▸ SHORT TASK: Examine the entries and show every line in which the word "does" is found.

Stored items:
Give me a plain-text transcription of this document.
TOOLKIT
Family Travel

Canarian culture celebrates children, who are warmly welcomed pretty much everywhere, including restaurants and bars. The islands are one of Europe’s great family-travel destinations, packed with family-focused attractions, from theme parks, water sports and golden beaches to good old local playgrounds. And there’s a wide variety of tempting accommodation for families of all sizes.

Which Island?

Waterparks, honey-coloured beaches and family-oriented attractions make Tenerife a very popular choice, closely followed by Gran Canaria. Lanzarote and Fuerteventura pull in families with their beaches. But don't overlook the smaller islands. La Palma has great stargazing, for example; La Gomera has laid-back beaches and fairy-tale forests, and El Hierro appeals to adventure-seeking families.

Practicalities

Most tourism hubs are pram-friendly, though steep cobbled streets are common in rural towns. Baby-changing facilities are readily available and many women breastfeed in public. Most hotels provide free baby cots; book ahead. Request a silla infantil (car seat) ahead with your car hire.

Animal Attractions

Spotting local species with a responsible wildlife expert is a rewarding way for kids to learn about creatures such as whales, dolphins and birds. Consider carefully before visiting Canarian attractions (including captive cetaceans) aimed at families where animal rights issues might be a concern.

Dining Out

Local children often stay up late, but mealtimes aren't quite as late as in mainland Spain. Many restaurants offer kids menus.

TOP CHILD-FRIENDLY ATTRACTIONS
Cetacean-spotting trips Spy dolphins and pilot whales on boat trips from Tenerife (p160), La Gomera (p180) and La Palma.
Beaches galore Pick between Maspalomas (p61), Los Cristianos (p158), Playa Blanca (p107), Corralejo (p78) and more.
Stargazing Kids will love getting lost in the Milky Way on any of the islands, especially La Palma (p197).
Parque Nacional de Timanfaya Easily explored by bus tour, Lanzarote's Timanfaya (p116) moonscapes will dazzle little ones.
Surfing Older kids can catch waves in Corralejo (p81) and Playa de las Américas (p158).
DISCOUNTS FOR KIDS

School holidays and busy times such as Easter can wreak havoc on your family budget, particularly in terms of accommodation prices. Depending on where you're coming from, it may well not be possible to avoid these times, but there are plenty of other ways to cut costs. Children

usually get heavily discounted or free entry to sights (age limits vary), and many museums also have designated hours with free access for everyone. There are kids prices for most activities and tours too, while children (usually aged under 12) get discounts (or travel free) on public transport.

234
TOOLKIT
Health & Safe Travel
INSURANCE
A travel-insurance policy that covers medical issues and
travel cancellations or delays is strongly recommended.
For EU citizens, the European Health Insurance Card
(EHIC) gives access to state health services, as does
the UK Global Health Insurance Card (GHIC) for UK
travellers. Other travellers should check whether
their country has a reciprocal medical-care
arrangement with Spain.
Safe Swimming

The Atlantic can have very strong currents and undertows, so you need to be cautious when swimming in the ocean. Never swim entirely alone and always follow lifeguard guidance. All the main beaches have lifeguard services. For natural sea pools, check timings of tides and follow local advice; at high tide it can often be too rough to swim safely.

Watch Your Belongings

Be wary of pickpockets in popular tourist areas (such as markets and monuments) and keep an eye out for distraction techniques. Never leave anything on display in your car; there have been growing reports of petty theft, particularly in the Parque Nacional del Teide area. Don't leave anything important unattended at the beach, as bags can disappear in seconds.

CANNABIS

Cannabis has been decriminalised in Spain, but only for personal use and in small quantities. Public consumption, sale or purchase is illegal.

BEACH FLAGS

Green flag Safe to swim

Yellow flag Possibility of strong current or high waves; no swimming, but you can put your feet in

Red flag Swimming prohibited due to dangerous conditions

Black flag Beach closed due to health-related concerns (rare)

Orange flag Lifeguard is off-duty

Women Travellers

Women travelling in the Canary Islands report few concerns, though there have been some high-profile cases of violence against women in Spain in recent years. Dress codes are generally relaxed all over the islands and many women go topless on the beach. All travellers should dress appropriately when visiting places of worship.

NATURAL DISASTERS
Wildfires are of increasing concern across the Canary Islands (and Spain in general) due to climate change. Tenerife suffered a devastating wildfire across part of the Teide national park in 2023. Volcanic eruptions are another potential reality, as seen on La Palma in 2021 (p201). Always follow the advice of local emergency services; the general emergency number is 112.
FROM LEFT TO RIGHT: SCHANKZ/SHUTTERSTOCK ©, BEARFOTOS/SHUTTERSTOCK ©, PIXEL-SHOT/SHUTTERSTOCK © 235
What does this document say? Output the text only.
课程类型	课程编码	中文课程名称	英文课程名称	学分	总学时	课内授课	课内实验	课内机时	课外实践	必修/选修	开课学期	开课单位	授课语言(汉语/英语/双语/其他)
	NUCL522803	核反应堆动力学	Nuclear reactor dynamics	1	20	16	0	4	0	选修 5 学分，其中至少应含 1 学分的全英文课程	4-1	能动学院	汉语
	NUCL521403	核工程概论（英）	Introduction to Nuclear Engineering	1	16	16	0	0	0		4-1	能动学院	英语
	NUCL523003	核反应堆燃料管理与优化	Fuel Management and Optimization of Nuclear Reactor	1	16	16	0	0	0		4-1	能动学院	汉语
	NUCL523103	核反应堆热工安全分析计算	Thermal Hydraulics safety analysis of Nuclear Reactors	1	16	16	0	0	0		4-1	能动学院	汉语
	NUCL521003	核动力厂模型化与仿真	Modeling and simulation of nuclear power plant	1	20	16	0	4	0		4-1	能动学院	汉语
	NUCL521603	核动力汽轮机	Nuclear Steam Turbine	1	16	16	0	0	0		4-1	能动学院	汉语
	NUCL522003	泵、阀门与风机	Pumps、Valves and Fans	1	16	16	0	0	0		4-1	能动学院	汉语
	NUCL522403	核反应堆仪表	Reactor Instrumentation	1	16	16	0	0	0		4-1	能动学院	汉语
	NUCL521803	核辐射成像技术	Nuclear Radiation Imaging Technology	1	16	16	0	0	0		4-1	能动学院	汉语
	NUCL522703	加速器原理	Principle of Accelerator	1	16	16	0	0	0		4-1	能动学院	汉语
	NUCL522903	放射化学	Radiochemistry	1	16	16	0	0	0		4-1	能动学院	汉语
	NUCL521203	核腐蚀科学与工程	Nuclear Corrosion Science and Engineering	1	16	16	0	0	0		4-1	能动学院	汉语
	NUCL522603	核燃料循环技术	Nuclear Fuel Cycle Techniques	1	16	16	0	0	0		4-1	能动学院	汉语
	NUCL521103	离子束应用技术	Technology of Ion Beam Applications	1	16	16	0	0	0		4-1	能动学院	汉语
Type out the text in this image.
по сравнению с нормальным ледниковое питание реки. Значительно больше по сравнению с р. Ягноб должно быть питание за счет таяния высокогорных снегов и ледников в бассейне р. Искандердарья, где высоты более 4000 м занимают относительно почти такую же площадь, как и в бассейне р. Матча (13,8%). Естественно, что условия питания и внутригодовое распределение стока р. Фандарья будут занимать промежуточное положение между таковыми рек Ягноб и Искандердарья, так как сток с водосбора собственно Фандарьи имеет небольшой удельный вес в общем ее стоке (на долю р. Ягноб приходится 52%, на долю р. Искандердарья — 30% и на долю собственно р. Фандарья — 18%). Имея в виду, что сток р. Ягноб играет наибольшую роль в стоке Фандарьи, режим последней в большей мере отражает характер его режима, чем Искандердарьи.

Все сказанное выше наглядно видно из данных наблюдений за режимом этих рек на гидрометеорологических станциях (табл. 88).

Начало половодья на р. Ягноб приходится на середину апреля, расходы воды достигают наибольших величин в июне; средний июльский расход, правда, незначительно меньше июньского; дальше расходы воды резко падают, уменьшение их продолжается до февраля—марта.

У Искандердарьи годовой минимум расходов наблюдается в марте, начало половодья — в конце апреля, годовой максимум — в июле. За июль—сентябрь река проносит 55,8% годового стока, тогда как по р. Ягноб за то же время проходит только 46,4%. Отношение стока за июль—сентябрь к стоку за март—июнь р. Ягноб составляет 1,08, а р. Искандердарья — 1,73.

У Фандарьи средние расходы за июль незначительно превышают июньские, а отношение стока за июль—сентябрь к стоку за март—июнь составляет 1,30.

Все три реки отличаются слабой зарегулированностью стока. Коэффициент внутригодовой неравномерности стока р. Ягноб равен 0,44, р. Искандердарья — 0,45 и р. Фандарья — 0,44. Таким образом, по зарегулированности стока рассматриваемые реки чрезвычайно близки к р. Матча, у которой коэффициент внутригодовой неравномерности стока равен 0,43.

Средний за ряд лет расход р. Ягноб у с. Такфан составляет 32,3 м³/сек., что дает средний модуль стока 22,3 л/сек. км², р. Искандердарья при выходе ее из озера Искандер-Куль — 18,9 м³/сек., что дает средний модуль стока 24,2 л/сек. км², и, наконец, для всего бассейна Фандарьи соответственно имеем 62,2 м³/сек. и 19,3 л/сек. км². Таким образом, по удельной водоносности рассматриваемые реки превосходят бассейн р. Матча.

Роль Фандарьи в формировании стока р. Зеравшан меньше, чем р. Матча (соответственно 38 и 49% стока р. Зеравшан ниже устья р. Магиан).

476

▸ FULL ANSWER:
(EHIC) gives access to state health services, as does
What does this document say? Output the text only.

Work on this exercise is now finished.